• _WHAT IS EXPECTED_: Write out every entry exactly as given, but omit the pictures.

• _INPUT ROWS_:
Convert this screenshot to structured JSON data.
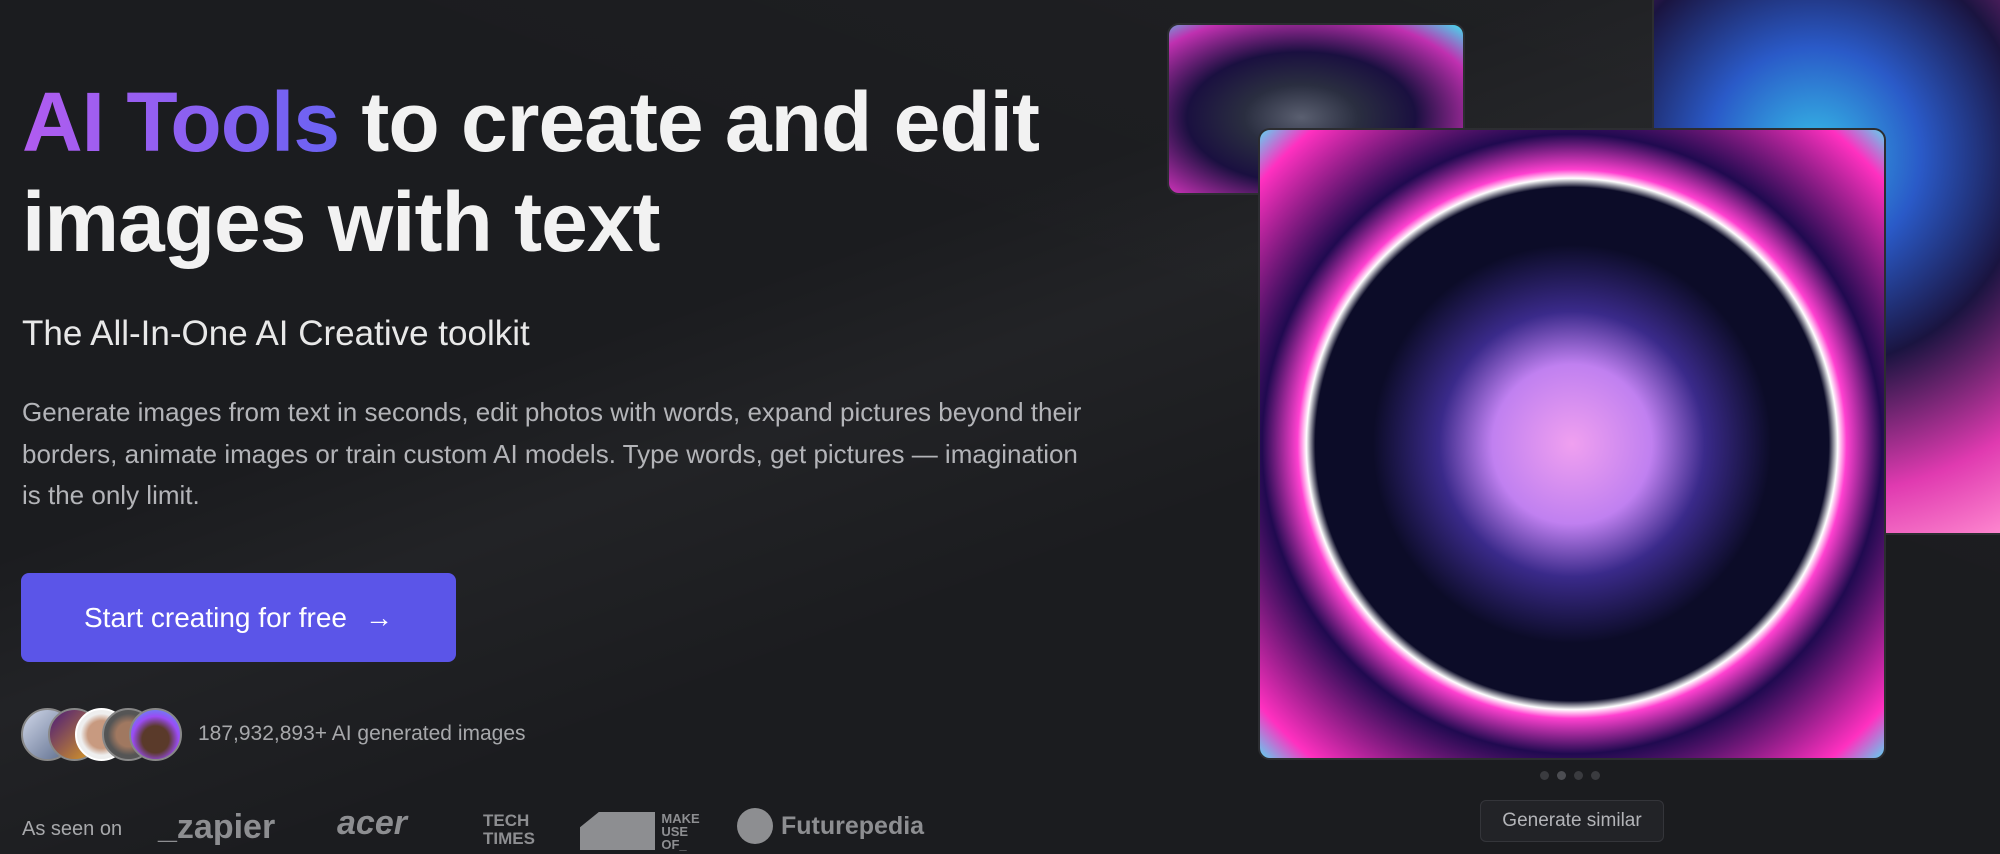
{
  "hero": {
    "title_accent": "AI Tools",
    "title_rest": " to create and edit images with text",
    "subtitle": "The All-In-One AI Creative toolkit",
    "description": "Generate images from text in seconds, edit photos with words, expand pictures beyond their borders, animate images or train custom AI models. Type words, get pictures — imagination is the only limit.",
    "cta_label": "Start creating for free",
    "cta_icon": "arrow-right-icon",
    "accent_color": "#5b55e8"
  },
  "social_proof": {
    "count_text": "187,932,893+ AI generated images"
  },
  "as_seen_on": {
    "label": "As seen on",
    "logos": [
      "_zapier",
      "acer",
      "TECH TIMES",
      "MAKE USE OF_",
      "Futurepedia"
    ]
  },
  "gallery": {
    "generate_similar_label": "Generate similar",
    "active_dot": 1,
    "dot_count": 4
  }
}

• _RESULT OF THIS EXERCISE_:
Convert this screenshot to structured JSON data.
{
  "hero": {
    "title_accent": "AI Tools",
    "title_rest": " to create and edit images with text",
    "subtitle": "The All-In-One AI Creative toolkit",
    "description": "Generate images from text in seconds, edit photos with words, expand pictures beyond their borders, animate images or train custom AI models. Type words, get pictures — imagination is the only limit.",
    "cta_label": "Start creating for free",
    "cta_icon": "arrow-right-icon",
    "accent_color": "#5b55e8"
  },
  "social_proof": {
    "count_text": "187,932,893+ AI generated images"
  },
  "as_seen_on": {
    "label": "As seen on",
    "logos": [
      "_zapier",
      "acer",
      "TECH TIMES",
      "MAKE USE OF_",
      "Futurepedia"
    ]
  },
  "gallery": {
    "generate_similar_label": "Generate similar",
    "active_dot": 1,
    "dot_count": 4
  }
}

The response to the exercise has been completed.